TASK TO COMPLETE ->
For each line below that contains the string "avatar", copy that line.
****************
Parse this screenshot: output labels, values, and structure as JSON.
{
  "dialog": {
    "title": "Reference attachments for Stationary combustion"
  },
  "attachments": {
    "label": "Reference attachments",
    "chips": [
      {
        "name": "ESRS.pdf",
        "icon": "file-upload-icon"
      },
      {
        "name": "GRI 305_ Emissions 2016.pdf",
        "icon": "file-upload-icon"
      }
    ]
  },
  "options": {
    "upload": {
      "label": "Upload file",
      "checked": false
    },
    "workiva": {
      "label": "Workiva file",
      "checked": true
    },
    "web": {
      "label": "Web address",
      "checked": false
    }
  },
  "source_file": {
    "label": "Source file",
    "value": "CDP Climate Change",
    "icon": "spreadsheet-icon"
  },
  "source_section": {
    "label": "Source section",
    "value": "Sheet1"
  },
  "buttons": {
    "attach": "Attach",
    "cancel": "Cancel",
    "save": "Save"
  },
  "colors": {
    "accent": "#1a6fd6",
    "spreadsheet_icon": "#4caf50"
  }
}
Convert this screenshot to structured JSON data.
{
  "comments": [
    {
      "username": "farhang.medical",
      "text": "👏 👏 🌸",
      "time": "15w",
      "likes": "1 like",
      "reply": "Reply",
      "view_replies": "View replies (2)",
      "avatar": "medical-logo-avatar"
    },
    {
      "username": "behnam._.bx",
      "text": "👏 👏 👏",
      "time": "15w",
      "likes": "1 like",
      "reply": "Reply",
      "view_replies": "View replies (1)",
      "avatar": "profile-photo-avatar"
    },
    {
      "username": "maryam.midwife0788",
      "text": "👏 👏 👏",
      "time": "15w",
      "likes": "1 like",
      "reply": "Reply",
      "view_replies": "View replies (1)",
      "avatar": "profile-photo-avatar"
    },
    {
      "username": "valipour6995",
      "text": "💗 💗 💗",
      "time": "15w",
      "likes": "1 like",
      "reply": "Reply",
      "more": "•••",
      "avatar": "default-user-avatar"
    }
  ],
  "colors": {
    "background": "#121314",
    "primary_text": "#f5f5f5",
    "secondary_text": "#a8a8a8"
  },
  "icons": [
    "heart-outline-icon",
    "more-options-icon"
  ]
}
****************
TASK SOLUTION ->
      "avatar": "medical-logo-avatar"
      "avatar": "profile-photo-avatar"
      "avatar": "profile-photo-avatar"
      "avatar": "default-user-avatar"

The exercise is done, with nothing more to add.